[start of Information given]

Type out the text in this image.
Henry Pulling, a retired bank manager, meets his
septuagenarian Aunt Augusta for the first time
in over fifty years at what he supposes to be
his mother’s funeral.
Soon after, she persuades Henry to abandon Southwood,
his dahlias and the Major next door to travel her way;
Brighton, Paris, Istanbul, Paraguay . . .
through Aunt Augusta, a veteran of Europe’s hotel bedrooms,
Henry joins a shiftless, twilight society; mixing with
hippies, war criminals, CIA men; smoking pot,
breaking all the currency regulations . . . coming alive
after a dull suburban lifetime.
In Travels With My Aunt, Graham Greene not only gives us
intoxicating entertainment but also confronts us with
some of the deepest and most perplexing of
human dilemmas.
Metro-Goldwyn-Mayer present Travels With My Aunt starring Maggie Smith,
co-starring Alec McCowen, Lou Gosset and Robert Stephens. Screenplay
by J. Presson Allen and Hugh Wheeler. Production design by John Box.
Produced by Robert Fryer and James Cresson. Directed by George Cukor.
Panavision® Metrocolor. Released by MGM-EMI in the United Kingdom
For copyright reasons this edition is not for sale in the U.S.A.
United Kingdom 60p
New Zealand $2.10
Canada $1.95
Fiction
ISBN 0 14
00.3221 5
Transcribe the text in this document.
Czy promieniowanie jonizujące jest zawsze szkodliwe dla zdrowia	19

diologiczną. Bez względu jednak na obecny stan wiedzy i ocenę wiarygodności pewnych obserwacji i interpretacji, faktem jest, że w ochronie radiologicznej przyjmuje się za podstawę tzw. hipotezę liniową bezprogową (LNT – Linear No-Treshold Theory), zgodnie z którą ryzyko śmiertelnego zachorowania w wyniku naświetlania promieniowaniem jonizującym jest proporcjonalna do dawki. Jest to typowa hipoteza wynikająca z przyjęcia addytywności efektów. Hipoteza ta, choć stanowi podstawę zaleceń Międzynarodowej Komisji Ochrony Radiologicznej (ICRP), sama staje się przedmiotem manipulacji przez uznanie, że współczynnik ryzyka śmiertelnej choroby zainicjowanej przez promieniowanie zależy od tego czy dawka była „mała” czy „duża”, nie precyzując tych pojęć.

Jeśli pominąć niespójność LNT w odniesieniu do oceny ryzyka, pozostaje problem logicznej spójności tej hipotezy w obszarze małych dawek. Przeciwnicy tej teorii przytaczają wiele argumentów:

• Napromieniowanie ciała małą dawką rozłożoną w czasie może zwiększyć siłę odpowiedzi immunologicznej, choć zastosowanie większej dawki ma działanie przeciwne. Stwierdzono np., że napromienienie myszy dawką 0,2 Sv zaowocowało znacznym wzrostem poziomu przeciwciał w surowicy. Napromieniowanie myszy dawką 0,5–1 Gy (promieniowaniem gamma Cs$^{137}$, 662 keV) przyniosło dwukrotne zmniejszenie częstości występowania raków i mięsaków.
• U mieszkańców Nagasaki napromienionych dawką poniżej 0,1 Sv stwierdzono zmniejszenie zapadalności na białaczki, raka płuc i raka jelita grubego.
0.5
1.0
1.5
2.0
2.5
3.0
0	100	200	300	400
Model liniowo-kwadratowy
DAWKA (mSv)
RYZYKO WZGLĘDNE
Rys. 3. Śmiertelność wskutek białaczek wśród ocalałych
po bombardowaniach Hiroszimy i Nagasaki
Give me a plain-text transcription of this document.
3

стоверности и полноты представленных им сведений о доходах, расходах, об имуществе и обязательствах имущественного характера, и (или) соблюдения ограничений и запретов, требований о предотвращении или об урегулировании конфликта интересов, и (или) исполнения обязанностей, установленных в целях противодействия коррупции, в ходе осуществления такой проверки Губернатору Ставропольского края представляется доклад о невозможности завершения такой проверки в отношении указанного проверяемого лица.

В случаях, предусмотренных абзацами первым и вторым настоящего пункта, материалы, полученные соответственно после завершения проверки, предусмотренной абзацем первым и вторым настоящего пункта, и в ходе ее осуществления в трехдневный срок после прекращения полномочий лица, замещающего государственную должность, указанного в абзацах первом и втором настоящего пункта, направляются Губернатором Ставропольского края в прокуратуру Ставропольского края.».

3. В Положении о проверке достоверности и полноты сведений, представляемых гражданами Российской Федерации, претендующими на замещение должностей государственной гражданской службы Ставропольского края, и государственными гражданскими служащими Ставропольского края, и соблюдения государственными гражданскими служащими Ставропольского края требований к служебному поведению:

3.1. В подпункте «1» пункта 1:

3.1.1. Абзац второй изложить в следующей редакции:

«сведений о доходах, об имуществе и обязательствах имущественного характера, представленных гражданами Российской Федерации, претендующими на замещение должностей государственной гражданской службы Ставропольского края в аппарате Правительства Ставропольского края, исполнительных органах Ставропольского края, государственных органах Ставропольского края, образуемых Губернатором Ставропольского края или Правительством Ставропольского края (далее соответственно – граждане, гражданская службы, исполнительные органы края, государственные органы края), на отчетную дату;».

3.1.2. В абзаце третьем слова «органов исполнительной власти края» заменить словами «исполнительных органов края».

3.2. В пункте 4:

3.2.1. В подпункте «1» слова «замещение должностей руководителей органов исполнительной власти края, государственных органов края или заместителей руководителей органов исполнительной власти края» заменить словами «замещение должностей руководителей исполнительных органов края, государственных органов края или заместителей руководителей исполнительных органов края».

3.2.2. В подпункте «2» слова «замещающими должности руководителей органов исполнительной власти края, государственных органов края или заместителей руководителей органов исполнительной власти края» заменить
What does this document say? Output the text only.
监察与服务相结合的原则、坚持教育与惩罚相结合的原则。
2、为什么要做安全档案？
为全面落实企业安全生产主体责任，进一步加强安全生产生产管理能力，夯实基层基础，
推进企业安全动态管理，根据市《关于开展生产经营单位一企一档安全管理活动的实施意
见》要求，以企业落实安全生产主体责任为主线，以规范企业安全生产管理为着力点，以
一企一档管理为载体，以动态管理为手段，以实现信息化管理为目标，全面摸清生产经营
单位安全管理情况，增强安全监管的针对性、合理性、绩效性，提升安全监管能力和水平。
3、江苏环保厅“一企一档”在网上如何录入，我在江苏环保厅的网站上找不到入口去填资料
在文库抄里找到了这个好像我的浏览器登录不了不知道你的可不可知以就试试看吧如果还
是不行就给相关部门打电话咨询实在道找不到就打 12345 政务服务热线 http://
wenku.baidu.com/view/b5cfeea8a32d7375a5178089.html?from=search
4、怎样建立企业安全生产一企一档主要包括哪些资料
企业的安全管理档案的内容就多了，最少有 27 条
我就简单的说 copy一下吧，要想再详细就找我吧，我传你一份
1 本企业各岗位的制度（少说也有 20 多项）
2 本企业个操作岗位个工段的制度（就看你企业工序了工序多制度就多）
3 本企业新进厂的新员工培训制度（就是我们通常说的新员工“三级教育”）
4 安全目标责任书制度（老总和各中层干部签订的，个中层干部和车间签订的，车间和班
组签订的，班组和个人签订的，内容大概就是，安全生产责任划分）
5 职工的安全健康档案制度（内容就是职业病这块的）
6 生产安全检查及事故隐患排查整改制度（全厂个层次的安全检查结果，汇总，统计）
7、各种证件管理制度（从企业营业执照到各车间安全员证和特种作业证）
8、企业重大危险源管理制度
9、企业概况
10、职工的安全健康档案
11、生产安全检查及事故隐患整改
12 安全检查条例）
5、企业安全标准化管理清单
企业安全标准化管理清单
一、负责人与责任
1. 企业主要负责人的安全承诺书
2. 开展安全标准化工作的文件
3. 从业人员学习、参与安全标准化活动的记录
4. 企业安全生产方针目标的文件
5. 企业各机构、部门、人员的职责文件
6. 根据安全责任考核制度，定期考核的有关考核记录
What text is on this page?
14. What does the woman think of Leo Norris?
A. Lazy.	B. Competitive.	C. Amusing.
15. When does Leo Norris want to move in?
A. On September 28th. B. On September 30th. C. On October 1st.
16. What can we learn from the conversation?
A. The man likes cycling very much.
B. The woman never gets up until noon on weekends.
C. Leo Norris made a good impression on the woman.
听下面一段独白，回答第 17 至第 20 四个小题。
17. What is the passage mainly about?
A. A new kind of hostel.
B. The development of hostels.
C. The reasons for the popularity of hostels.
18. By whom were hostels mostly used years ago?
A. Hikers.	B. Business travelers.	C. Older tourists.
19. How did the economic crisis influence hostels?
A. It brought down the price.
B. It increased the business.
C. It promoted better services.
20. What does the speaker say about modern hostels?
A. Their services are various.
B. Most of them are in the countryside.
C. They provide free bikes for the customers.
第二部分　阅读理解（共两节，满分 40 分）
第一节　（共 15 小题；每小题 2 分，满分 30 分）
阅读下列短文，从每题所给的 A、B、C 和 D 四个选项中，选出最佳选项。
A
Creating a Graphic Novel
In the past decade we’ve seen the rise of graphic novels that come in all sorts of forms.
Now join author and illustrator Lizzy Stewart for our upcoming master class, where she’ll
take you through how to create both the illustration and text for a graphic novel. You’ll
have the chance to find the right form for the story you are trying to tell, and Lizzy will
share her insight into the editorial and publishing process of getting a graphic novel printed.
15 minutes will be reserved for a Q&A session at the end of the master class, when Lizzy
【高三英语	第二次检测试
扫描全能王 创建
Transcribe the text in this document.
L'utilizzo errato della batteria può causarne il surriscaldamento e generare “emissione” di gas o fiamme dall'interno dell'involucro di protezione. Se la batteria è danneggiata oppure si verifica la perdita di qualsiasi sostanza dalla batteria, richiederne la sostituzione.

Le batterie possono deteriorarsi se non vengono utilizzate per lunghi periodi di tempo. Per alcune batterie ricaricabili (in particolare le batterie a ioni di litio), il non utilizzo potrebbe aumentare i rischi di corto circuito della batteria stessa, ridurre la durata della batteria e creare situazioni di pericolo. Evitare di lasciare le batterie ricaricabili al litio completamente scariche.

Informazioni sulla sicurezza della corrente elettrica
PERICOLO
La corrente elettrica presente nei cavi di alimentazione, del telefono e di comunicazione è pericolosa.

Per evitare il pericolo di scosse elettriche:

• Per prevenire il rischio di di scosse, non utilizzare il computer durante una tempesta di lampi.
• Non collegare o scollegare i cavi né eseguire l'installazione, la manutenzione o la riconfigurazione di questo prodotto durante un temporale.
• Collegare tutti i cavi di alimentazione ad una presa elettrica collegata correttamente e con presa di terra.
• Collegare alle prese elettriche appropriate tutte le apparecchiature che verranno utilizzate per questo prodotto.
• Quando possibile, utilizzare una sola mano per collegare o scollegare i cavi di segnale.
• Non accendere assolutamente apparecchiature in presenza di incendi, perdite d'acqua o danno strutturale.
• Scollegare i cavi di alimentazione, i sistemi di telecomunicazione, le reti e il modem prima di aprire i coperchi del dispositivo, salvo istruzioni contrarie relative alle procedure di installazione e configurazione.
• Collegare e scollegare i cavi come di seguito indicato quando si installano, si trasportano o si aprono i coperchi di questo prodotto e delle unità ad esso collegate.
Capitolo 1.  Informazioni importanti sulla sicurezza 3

[end of Information given]

--- Instructions to follow ---
Take every line above carrying "cavi" and return it.

--- Task result ---
La corrente elettrica presente nei cavi di alimentazione, del telefono e di comunicazione è pericolosa.
• Non collegare o scollegare i cavi né eseguire l'installazione, la manutenzione o la riconfigurazione di questo prodotto durante un temporale.
• Collegare tutti i cavi di alimentazione ad una presa elettrica collegata correttamente e con presa di terra.
• Quando possibile, utilizzare una sola mano per collegare o scollegare i cavi di segnale.
• Scollegare i cavi di alimentazione, i sistemi di telecomunicazione, le reti e il modem prima di aprire i coperchi del dispositivo, salvo istruzioni contrarie relative alle procedure di installazione e configurazione.
• Collegare e scollegare i cavi come di seguito indicato quando si installano, si trasportano o si aprono i coperchi di questo prodotto e delle unità ad esso collegate.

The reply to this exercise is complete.